What you will do: Return all of the entries word for word, but omit the pictures they contain.

Data supplied:
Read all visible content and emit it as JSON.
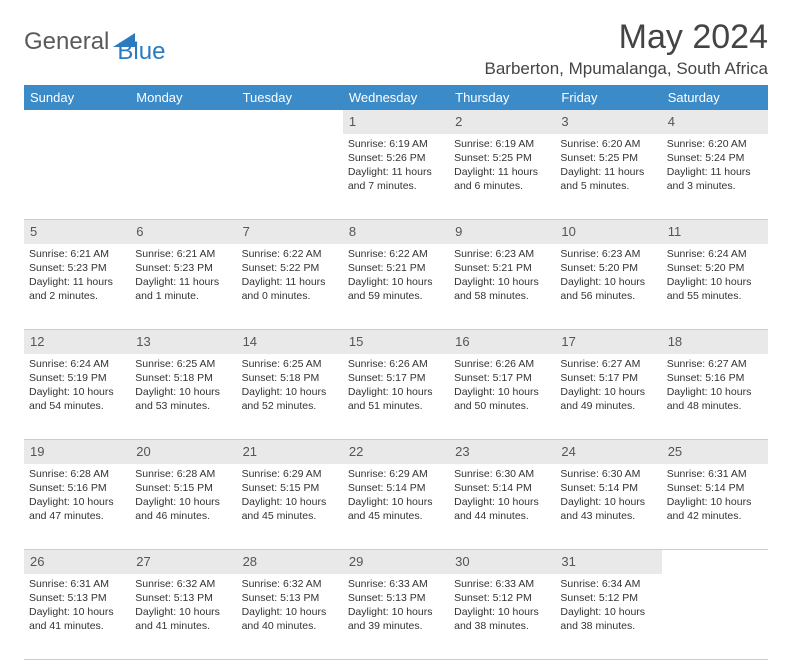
{
  "logo": {
    "text1": "General",
    "text2": "Blue"
  },
  "title": "May 2024",
  "location": "Barberton, Mpumalanga, South Africa",
  "colors": {
    "header_bg": "#3b8bc8",
    "header_text": "#ffffff",
    "daynum_bg": "#e9e9e9",
    "text": "#333333",
    "logo_gray": "#5a5a5a",
    "logo_blue": "#2b7bbf"
  },
  "day_headers": [
    "Sunday",
    "Monday",
    "Tuesday",
    "Wednesday",
    "Thursday",
    "Friday",
    "Saturday"
  ],
  "weeks": [
    {
      "nums": [
        "",
        "",
        "",
        "1",
        "2",
        "3",
        "4"
      ],
      "cells": [
        {
          "empty": true
        },
        {
          "empty": true
        },
        {
          "empty": true
        },
        {
          "sunrise": "6:19 AM",
          "sunset": "5:26 PM",
          "daylight": "11 hours and 7 minutes."
        },
        {
          "sunrise": "6:19 AM",
          "sunset": "5:25 PM",
          "daylight": "11 hours and 6 minutes."
        },
        {
          "sunrise": "6:20 AM",
          "sunset": "5:25 PM",
          "daylight": "11 hours and 5 minutes."
        },
        {
          "sunrise": "6:20 AM",
          "sunset": "5:24 PM",
          "daylight": "11 hours and 3 minutes."
        }
      ]
    },
    {
      "nums": [
        "5",
        "6",
        "7",
        "8",
        "9",
        "10",
        "11"
      ],
      "cells": [
        {
          "sunrise": "6:21 AM",
          "sunset": "5:23 PM",
          "daylight": "11 hours and 2 minutes."
        },
        {
          "sunrise": "6:21 AM",
          "sunset": "5:23 PM",
          "daylight": "11 hours and 1 minute."
        },
        {
          "sunrise": "6:22 AM",
          "sunset": "5:22 PM",
          "daylight": "11 hours and 0 minutes."
        },
        {
          "sunrise": "6:22 AM",
          "sunset": "5:21 PM",
          "daylight": "10 hours and 59 minutes."
        },
        {
          "sunrise": "6:23 AM",
          "sunset": "5:21 PM",
          "daylight": "10 hours and 58 minutes."
        },
        {
          "sunrise": "6:23 AM",
          "sunset": "5:20 PM",
          "daylight": "10 hours and 56 minutes."
        },
        {
          "sunrise": "6:24 AM",
          "sunset": "5:20 PM",
          "daylight": "10 hours and 55 minutes."
        }
      ]
    },
    {
      "nums": [
        "12",
        "13",
        "14",
        "15",
        "16",
        "17",
        "18"
      ],
      "cells": [
        {
          "sunrise": "6:24 AM",
          "sunset": "5:19 PM",
          "daylight": "10 hours and 54 minutes."
        },
        {
          "sunrise": "6:25 AM",
          "sunset": "5:18 PM",
          "daylight": "10 hours and 53 minutes."
        },
        {
          "sunrise": "6:25 AM",
          "sunset": "5:18 PM",
          "daylight": "10 hours and 52 minutes."
        },
        {
          "sunrise": "6:26 AM",
          "sunset": "5:17 PM",
          "daylight": "10 hours and 51 minutes."
        },
        {
          "sunrise": "6:26 AM",
          "sunset": "5:17 PM",
          "daylight": "10 hours and 50 minutes."
        },
        {
          "sunrise": "6:27 AM",
          "sunset": "5:17 PM",
          "daylight": "10 hours and 49 minutes."
        },
        {
          "sunrise": "6:27 AM",
          "sunset": "5:16 PM",
          "daylight": "10 hours and 48 minutes."
        }
      ]
    },
    {
      "nums": [
        "19",
        "20",
        "21",
        "22",
        "23",
        "24",
        "25"
      ],
      "cells": [
        {
          "sunrise": "6:28 AM",
          "sunset": "5:16 PM",
          "daylight": "10 hours and 47 minutes."
        },
        {
          "sunrise": "6:28 AM",
          "sunset": "5:15 PM",
          "daylight": "10 hours and 46 minutes."
        },
        {
          "sunrise": "6:29 AM",
          "sunset": "5:15 PM",
          "daylight": "10 hours and 45 minutes."
        },
        {
          "sunrise": "6:29 AM",
          "sunset": "5:14 PM",
          "daylight": "10 hours and 45 minutes."
        },
        {
          "sunrise": "6:30 AM",
          "sunset": "5:14 PM",
          "daylight": "10 hours and 44 minutes."
        },
        {
          "sunrise": "6:30 AM",
          "sunset": "5:14 PM",
          "daylight": "10 hours and 43 minutes."
        },
        {
          "sunrise": "6:31 AM",
          "sunset": "5:14 PM",
          "daylight": "10 hours and 42 minutes."
        }
      ]
    },
    {
      "nums": [
        "26",
        "27",
        "28",
        "29",
        "30",
        "31",
        ""
      ],
      "cells": [
        {
          "sunrise": "6:31 AM",
          "sunset": "5:13 PM",
          "daylight": "10 hours and 41 minutes."
        },
        {
          "sunrise": "6:32 AM",
          "sunset": "5:13 PM",
          "daylight": "10 hours and 41 minutes."
        },
        {
          "sunrise": "6:32 AM",
          "sunset": "5:13 PM",
          "daylight": "10 hours and 40 minutes."
        },
        {
          "sunrise": "6:33 AM",
          "sunset": "5:13 PM",
          "daylight": "10 hours and 39 minutes."
        },
        {
          "sunrise": "6:33 AM",
          "sunset": "5:12 PM",
          "daylight": "10 hours and 38 minutes."
        },
        {
          "sunrise": "6:34 AM",
          "sunset": "5:12 PM",
          "daylight": "10 hours and 38 minutes."
        },
        {
          "empty": true
        }
      ]
    }
  ]
}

Worked solution:
Read all visible content and emit it as JSON.
{
  "logo": {
    "text1": "General",
    "text2": "Blue"
  },
  "title": "May 2024",
  "location": "Barberton, Mpumalanga, South Africa",
  "colors": {
    "header_bg": "#3b8bc8",
    "header_text": "#ffffff",
    "daynum_bg": "#e9e9e9",
    "text": "#333333",
    "logo_gray": "#5a5a5a",
    "logo_blue": "#2b7bbf"
  },
  "day_headers": [
    "Sunday",
    "Monday",
    "Tuesday",
    "Wednesday",
    "Thursday",
    "Friday",
    "Saturday"
  ],
  "weeks": [
    {
      "nums": [
        "",
        "",
        "",
        "1",
        "2",
        "3",
        "4"
      ],
      "cells": [
        {
          "empty": true
        },
        {
          "empty": true
        },
        {
          "empty": true
        },
        {
          "sunrise": "6:19 AM",
          "sunset": "5:26 PM",
          "daylight": "11 hours and 7 minutes."
        },
        {
          "sunrise": "6:19 AM",
          "sunset": "5:25 PM",
          "daylight": "11 hours and 6 minutes."
        },
        {
          "sunrise": "6:20 AM",
          "sunset": "5:25 PM",
          "daylight": "11 hours and 5 minutes."
        },
        {
          "sunrise": "6:20 AM",
          "sunset": "5:24 PM",
          "daylight": "11 hours and 3 minutes."
        }
      ]
    },
    {
      "nums": [
        "5",
        "6",
        "7",
        "8",
        "9",
        "10",
        "11"
      ],
      "cells": [
        {
          "sunrise": "6:21 AM",
          "sunset": "5:23 PM",
          "daylight": "11 hours and 2 minutes."
        },
        {
          "sunrise": "6:21 AM",
          "sunset": "5:23 PM",
          "daylight": "11 hours and 1 minute."
        },
        {
          "sunrise": "6:22 AM",
          "sunset": "5:22 PM",
          "daylight": "11 hours and 0 minutes."
        },
        {
          "sunrise": "6:22 AM",
          "sunset": "5:21 PM",
          "daylight": "10 hours and 59 minutes."
        },
        {
          "sunrise": "6:23 AM",
          "sunset": "5:21 PM",
          "daylight": "10 hours and 58 minutes."
        },
        {
          "sunrise": "6:23 AM",
          "sunset": "5:20 PM",
          "daylight": "10 hours and 56 minutes."
        },
        {
          "sunrise": "6:24 AM",
          "sunset": "5:20 PM",
          "daylight": "10 hours and 55 minutes."
        }
      ]
    },
    {
      "nums": [
        "12",
        "13",
        "14",
        "15",
        "16",
        "17",
        "18"
      ],
      "cells": [
        {
          "sunrise": "6:24 AM",
          "sunset": "5:19 PM",
          "daylight": "10 hours and 54 minutes."
        },
        {
          "sunrise": "6:25 AM",
          "sunset": "5:18 PM",
          "daylight": "10 hours and 53 minutes."
        },
        {
          "sunrise": "6:25 AM",
          "sunset": "5:18 PM",
          "daylight": "10 hours and 52 minutes."
        },
        {
          "sunrise": "6:26 AM",
          "sunset": "5:17 PM",
          "daylight": "10 hours and 51 minutes."
        },
        {
          "sunrise": "6:26 AM",
          "sunset": "5:17 PM",
          "daylight": "10 hours and 50 minutes."
        },
        {
          "sunrise": "6:27 AM",
          "sunset": "5:17 PM",
          "daylight": "10 hours and 49 minutes."
        },
        {
          "sunrise": "6:27 AM",
          "sunset": "5:16 PM",
          "daylight": "10 hours and 48 minutes."
        }
      ]
    },
    {
      "nums": [
        "19",
        "20",
        "21",
        "22",
        "23",
        "24",
        "25"
      ],
      "cells": [
        {
          "sunrise": "6:28 AM",
          "sunset": "5:16 PM",
          "daylight": "10 hours and 47 minutes."
        },
        {
          "sunrise": "6:28 AM",
          "sunset": "5:15 PM",
          "daylight": "10 hours and 46 minutes."
        },
        {
          "sunrise": "6:29 AM",
          "sunset": "5:15 PM",
          "daylight": "10 hours and 45 minutes."
        },
        {
          "sunrise": "6:29 AM",
          "sunset": "5:14 PM",
          "daylight": "10 hours and 45 minutes."
        },
        {
          "sunrise": "6:30 AM",
          "sunset": "5:14 PM",
          "daylight": "10 hours and 44 minutes."
        },
        {
          "sunrise": "6:30 AM",
          "sunset": "5:14 PM",
          "daylight": "10 hours and 43 minutes."
        },
        {
          "sunrise": "6:31 AM",
          "sunset": "5:14 PM",
          "daylight": "10 hours and 42 minutes."
        }
      ]
    },
    {
      "nums": [
        "26",
        "27",
        "28",
        "29",
        "30",
        "31",
        ""
      ],
      "cells": [
        {
          "sunrise": "6:31 AM",
          "sunset": "5:13 PM",
          "daylight": "10 hours and 41 minutes."
        },
        {
          "sunrise": "6:32 AM",
          "sunset": "5:13 PM",
          "daylight": "10 hours and 41 minutes."
        },
        {
          "sunrise": "6:32 AM",
          "sunset": "5:13 PM",
          "daylight": "10 hours and 40 minutes."
        },
        {
          "sunrise": "6:33 AM",
          "sunset": "5:13 PM",
          "daylight": "10 hours and 39 minutes."
        },
        {
          "sunrise": "6:33 AM",
          "sunset": "5:12 PM",
          "daylight": "10 hours and 38 minutes."
        },
        {
          "sunrise": "6:34 AM",
          "sunset": "5:12 PM",
          "daylight": "10 hours and 38 minutes."
        },
        {
          "empty": true
        }
      ]
    }
  ]
}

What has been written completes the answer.